- ITEMS:
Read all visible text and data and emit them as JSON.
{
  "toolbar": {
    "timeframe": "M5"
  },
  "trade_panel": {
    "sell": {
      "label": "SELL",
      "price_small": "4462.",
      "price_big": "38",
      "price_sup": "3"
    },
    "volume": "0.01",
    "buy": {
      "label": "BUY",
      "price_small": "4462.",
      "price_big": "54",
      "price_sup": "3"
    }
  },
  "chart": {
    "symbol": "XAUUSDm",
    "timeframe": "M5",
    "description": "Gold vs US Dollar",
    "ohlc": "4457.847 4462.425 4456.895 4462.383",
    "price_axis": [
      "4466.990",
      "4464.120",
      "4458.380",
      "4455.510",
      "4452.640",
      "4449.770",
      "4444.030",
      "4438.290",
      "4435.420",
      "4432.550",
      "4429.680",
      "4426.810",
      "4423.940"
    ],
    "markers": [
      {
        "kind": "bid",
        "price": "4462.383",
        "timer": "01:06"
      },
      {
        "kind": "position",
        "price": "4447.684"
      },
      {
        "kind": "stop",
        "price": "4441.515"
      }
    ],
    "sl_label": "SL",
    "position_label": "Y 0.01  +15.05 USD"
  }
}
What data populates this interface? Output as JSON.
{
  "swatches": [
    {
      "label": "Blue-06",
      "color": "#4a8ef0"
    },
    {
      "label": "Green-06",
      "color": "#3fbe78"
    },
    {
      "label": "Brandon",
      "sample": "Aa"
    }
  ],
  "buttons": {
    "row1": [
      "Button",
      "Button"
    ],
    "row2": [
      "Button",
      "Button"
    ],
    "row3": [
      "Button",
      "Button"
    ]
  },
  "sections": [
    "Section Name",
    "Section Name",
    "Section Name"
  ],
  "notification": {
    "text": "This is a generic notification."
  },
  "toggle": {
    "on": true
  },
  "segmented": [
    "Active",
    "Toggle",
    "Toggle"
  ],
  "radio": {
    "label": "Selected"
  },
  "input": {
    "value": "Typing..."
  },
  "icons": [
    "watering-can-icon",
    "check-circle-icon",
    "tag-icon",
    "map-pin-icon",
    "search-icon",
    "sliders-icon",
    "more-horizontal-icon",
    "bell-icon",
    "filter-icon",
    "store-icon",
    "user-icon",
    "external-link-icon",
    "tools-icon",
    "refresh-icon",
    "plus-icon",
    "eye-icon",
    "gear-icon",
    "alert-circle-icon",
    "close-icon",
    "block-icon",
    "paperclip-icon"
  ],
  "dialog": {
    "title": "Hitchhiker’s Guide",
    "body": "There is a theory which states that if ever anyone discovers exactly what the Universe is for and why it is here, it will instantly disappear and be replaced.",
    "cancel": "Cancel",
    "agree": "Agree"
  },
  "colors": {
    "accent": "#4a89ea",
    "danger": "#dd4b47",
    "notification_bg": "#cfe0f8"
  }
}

- INSTRUCTION: Using the data above, return each line exactly as written.

- OUTPUT OF THE EXERCISE:
Read all visible text and data and emit them as JSON.
{
  "toolbar": {
    "timeframe": "M5"
  },
  "trade_panel": {
    "sell": {
      "label": "SELL",
      "price_small": "4462.",
      "price_big": "38",
      "price_sup": "3"
    },
    "volume": "0.01",
    "buy": {
      "label": "BUY",
      "price_small": "4462.",
      "price_big": "54",
      "price_sup": "3"
    }
  },
  "chart": {
    "symbol": "XAUUSDm",
    "timeframe": "M5",
    "description": "Gold vs US Dollar",
    "ohlc": "4457.847 4462.425 4456.895 4462.383",
    "price_axis": [
      "4466.990",
      "4464.120",
      "4458.380",
      "4455.510",
      "4452.640",
      "4449.770",
      "4444.030",
      "4438.290",
      "4435.420",
      "4432.550",
      "4429.680",
      "4426.810",
      "4423.940"
    ],
    "markers": [
      {
        "kind": "bid",
        "price": "4462.383",
        "timer": "01:06"
      },
      {
        "kind": "position",
        "price": "4447.684"
      },
      {
        "kind": "stop",
        "price": "4441.515"
      }
    ],
    "sl_label": "SL",
    "position_label": "Y 0.01  +15.05 USD"
  }
}
What data populates this interface? Output as JSON.
{
  "swatches": [
    {
      "label": "Blue-06",
      "color": "#4a8ef0"
    },
    {
      "label": "Green-06",
      "color": "#3fbe78"
    },
    {
      "label": "Brandon",
      "sample": "Aa"
    }
  ],
  "buttons": {
    "row1": [
      "Button",
      "Button"
    ],
    "row2": [
      "Button",
      "Button"
    ],
    "row3": [
      "Button",
      "Button"
    ]
  },
  "sections": [
    "Section Name",
    "Section Name",
    "Section Name"
  ],
  "notification": {
    "text": "This is a generic notification."
  },
  "toggle": {
    "on": true
  },
  "segmented": [
    "Active",
    "Toggle",
    "Toggle"
  ],
  "radio": {
    "label": "Selected"
  },
  "input": {
    "value": "Typing..."
  },
  "icons": [
    "watering-can-icon",
    "check-circle-icon",
    "tag-icon",
    "map-pin-icon",
    "search-icon",
    "sliders-icon",
    "more-horizontal-icon",
    "bell-icon",
    "filter-icon",
    "store-icon",
    "user-icon",
    "external-link-icon",
    "tools-icon",
    "refresh-icon",
    "plus-icon",
    "eye-icon",
    "gear-icon",
    "alert-circle-icon",
    "close-icon",
    "block-icon",
    "paperclip-icon"
  ],
  "dialog": {
    "title": "Hitchhiker’s Guide",
    "body": "There is a theory which states that if ever anyone discovers exactly what the Universe is for and why it is here, it will instantly disappear and be replaced.",
    "cancel": "Cancel",
    "agree": "Agree"
  },
  "colors": {
    "accent": "#4a89ea",
    "danger": "#dd4b47",
    "notification_bg": "#cfe0f8"
  }
}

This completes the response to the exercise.